Your task: Extract the line that contains "What does this" and every line after it to the end of the records below, exactly as written and nothing else.

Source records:
--- START ---
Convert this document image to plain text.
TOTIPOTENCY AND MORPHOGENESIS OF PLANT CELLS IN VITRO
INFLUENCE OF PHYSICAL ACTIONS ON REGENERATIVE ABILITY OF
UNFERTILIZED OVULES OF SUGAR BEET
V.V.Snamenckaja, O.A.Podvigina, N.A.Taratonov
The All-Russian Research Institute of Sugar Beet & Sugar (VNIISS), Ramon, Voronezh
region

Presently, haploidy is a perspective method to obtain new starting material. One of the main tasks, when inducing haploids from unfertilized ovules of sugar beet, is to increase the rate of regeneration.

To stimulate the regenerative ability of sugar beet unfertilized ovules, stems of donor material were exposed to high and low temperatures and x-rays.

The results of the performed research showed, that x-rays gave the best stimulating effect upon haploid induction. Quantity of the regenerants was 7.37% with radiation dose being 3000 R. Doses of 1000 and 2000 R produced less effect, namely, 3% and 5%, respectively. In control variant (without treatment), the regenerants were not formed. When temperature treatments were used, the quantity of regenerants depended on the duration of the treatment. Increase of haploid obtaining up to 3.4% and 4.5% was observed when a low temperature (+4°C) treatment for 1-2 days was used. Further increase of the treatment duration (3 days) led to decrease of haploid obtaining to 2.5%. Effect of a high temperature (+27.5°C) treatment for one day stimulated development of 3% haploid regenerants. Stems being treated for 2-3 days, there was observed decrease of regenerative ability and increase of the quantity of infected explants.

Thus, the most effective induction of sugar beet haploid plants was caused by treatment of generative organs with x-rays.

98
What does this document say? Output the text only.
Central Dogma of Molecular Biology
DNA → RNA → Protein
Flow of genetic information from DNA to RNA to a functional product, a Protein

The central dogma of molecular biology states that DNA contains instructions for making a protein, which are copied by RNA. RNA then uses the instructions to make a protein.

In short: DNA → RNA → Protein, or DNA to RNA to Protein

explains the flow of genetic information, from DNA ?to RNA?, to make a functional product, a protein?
--- END ---
Completed task:
What does this document say? Output the text only.
Central Dogma of Molecular Biology
DNA → RNA → Protein
Flow of genetic information from DNA to RNA to a functional product, a Protein

The central dogma of molecular biology states that DNA contains instructions for making a protein, which are copied by RNA. RNA then uses the instructions to make a protein.

In short: DNA → RNA → Protein, or DNA to RNA to Protein

explains the flow of genetic information, from DNA ?to RNA?, to make a functional product, a protein?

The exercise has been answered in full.